▸ **Selected extract**:
We were dealing with a closed economy, now we add the international community

Net Export Effects

Easy Monetary Policy


→ Decrease in the interest rate
→ Decrease in the foreign demand for rands
→ Rand depreciates
→ Net exports increase
→ AD increases
⇒ easy monetary policy is strengthened

Tight Monetary Policy


→ Increase in the interest rate
→ Increase in the foreign demand for rands
→ Rand appreciates
→ Net exports decrease
→ AD decreases
⇒ tight monetary policy is strengthened

Macro stability and trade balance


Trade balance: balance exports to imports
Suppose that SA is in a trade deficit: imports > exports:

Easy Monetary Policy


Decrease in the interest rate
→ Decrease in the foreign demand for rands
→ Rand depreciates
→ Net exports increase
→ AD increases AND exports increase until trade deficit reduced
⇒ easy monetary policy corrects the trade deficit and brings SA back to trade balance.

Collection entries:
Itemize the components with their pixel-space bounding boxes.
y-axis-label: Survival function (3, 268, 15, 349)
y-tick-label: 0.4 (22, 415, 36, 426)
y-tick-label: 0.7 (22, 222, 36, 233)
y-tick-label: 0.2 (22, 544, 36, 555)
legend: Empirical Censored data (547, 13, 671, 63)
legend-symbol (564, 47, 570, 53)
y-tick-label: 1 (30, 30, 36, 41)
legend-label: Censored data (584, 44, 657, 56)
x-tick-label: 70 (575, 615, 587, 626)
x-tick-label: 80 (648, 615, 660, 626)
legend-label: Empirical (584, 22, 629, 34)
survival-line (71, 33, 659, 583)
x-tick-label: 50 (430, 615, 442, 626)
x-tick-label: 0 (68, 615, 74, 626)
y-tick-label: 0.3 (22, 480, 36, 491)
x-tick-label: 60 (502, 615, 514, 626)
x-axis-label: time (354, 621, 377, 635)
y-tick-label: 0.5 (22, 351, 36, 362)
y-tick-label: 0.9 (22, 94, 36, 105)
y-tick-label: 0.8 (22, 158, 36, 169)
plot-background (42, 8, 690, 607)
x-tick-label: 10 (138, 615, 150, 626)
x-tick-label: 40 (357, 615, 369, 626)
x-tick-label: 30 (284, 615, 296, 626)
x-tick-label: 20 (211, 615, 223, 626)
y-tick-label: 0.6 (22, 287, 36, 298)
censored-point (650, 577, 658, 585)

▸ **Task A**:
In the monetary policy notes, rewrite the chain that begins "Increase in the interest rate" as one brief sentence that keeps each step.
▸ **Task B**:
Continue the monetary policy notes from their last line.

▸ **Exercise answer A**:
A higher interest rate raises foreign demand for rands, so the rand appreciates; net exports and AD then decrease, which strengthens tight monetary policy.

▸ **Exercise answer B**:
Tight Monetary Policy


Increase in the interest rate
→ Increase in the foreign demand for rands
→ Rand appreciates
→ Net exports decrease
→ Trade deficit decreases
⇒ Tight monetary policy has made the trade deficit worse than before.

Suppose SA has a trade surplus:

An Easy Monetary Policy makes the trade surplus higher.


A Tight Monetary Policy reduces the trade surplus bringing back to a trade balance.